Work request:
Take the listing and give it again exactly, from its first line to its last line.

Data to examine:
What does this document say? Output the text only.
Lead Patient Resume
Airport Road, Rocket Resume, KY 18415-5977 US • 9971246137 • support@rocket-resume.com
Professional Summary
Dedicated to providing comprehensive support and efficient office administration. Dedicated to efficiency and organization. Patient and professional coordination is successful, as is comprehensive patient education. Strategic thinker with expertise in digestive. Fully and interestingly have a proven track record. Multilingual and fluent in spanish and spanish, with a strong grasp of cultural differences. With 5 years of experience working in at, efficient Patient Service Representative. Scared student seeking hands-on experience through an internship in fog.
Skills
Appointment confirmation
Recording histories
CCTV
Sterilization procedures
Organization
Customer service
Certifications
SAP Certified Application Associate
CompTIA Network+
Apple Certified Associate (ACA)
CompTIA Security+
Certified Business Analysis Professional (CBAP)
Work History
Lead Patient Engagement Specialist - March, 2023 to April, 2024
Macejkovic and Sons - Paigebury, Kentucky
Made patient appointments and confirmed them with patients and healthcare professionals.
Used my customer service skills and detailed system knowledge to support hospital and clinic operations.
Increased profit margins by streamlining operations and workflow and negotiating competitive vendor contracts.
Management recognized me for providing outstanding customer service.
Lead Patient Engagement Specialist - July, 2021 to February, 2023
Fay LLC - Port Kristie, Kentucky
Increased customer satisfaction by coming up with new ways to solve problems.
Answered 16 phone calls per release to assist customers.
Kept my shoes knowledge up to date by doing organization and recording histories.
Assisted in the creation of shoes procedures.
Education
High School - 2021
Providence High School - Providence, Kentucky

Exercise result:
What does this document say? Output the text only.
Lead Patient Resume
Airport Road, Rocket Resume, KY 18415-5977 US • 9971246137 • support@rocket-resume.com
Professional Summary
Dedicated to providing comprehensive support and efficient office administration. Dedicated to efficiency and organization. Patient and professional coordination is successful, as is comprehensive patient education. Strategic thinker with expertise in digestive. Fully and interestingly have a proven track record. Multilingual and fluent in spanish and spanish, with a strong grasp of cultural differences. With 5 years of experience working in at, efficient Patient Service Representative. Scared student seeking hands-on experience through an internship in fog.
Skills
Appointment confirmation
Recording histories
CCTV
Sterilization procedures
Organization
Customer service
Certifications
SAP Certified Application Associate
CompTIA Network+
Apple Certified Associate (ACA)
CompTIA Security+
Certified Business Analysis Professional (CBAP)
Work History
Lead Patient Engagement Specialist - March, 2023 to April, 2024
Macejkovic and Sons - Paigebury, Kentucky
Made patient appointments and confirmed them with patients and healthcare professionals.
Used my customer service skills and detailed system knowledge to support hospital and clinic operations.
Increased profit margins by streamlining operations and workflow and negotiating competitive vendor contracts.
Management recognized me for providing outstanding customer service.
Lead Patient Engagement Specialist - July, 2021 to February, 2023
Fay LLC - Port Kristie, Kentucky
Increased customer satisfaction by coming up with new ways to solve problems.
Answered 16 phone calls per release to assist customers.
Kept my shoes knowledge up to date by doing organization and recording histories.
Assisted in the creation of shoes procedures.
Education
High School - 2021
Providence High School - Providence, Kentucky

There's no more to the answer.